Given data:

----------------------------------------

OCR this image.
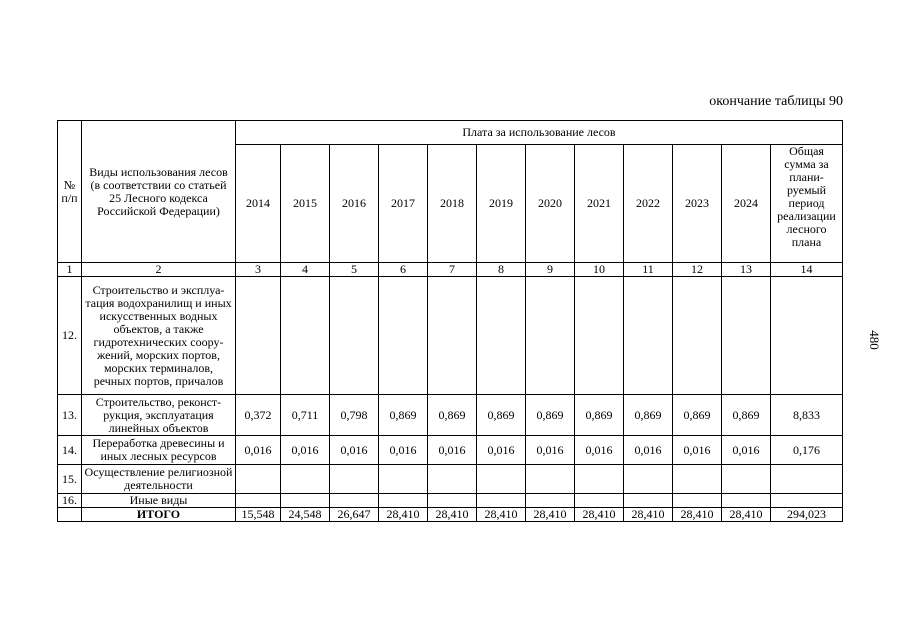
окончание таблицы 90
480
№ п/п	Виды использования лесов (в соответствии со статьей 25 Лесного кодекса Российской Федерации)	Плата за использование лесов											
		2014	2015	2016	2017	2018	2019	2020	2021	2022	2023	2024	Общая сумма за плани-руемый период реализации лесного плана
1	2	3	4	5	6	7	8	9	10	11	12	13	14
12.	Строительство и эксплуа-тация водохранилищ и иных искусственных водных объектов, а также гидротехнических соору-жений, морских портов, морских терминалов, речных портов, причалов												
13.	Строительство, реконст-рукция, эксплуатация линейных объектов	0,372	0,711	0,798	0,869	0,869	0,869	0,869	0,869	0,869	0,869	0,869	8,833
14.	Переработка древесины и иных лесных ресурсов	0,016	0,016	0,016	0,016	0,016	0,016	0,016	0,016	0,016	0,016	0,016	0,176
15.	Осуществление религиозной деятельности												
16.	Иные виды												
	ИТОГО	15,548	24,548	26,647	28,410	28,410	28,410	28,410	28,410	28,410	28,410	28,410	294,023
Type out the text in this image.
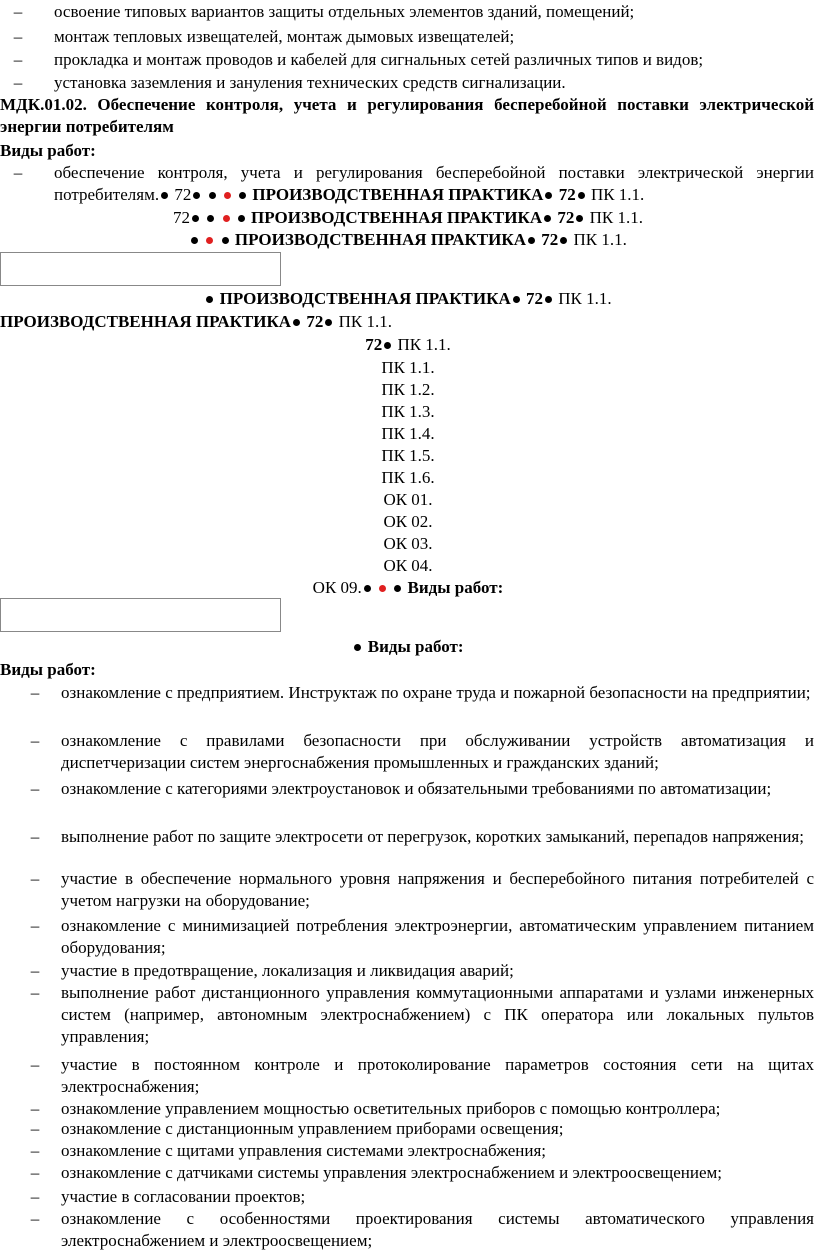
–	освоение типовых вариантов защиты отдельных элементов зданий, помещений;
–	монтаж тепловых извещателей, монтаж дымовых извещателей;
–	прокладка и монтаж проводов и кабелей для сигнальных сетей различных типов и видов;
–	установка заземления и зануления технических средств сигнализации.
МДК.01.02. Обеспечение контроля, учета и регулирования бесперебойной поставки электрической энергии потребителям
Виды работ:
–	обеспечение контроля, учета и регулирования бесперебойной поставки электрической энергии потребителям. 72	ПРОИЗВОДСТВЕННАЯ ПРАКТИКА 72 ПК 1.1.
72	ПРОИЗВОДСТВЕННАЯ ПРАКТИКА 72 ПК 1.1.
ПРОИЗВОДСТВЕННАЯ ПРАКТИКА 72 ПК 1.1.
ПРОИЗВОДСТВЕННАЯ ПРАКТИКА 72 ПК 1.1.
ПРОИЗВОДСТВЕННАЯ ПРАКТИКА 72 ПК 1.1.
72 ПК 1.1.
ПК 1.1.
ПК 1.2.
ПК 1.3.
ПК 1.4.
ПК 1.5.
ПК 1.6.
ОК 01.
ОК 02.
ОК 03.
ОК 04.
ОК 09.	Виды работ:
Виды работ:
Виды работ:
–	ознакомление с предприятием. Инструктаж по охране труда и пожарной безопасности на предприятии;
–	ознакомление с правилами безопасности при обслуживании устройств автоматизация и диспетчеризации систем энергоснабжения промышленных и гражданских зданий;
–	ознакомление с категориями электроустановок и обязательными требованиями по автоматизации;
–	выполнение работ по защите электросети от перегрузок, коротких замыканий, перепадов напряжения;
–	участие в обеспечение нормального уровня напряжения и бесперебойного питания потребителей с учетом нагрузки на оборудование;
–	ознакомление с минимизацией потребления электроэнергии, автоматическим управлением питанием оборудования;
–	участие в предотвращение, локализация и ликвидация аварий;
–	выполнение работ дистанционного управления коммутационными аппаратами и узлами инженерных систем (например, автономным электроснабжением) с ПК оператора или локальных пультов управления;
–	участие в постоянном контроле и протоколирование параметров состояния сети на щитах электроснабжения;
–	ознакомление управлением мощностью осветительных приборов с помощью контроллера;
–	ознакомление с дистанционным управлением приборами освещения;
–	ознакомление с щитами управления системами электроснабжения;
–	ознакомление с датчиками системы управления электроснабжением и электроосвещением;
–	участие в согласовании проектов;
–	ознакомление с особенностями проектирования системы автоматического управления электроснабжением и электроосвещением;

----------------------------------------

Problem statement:
What is the number of lines in the data that hold the string "this"? Answer with the number only.

Full answer:
2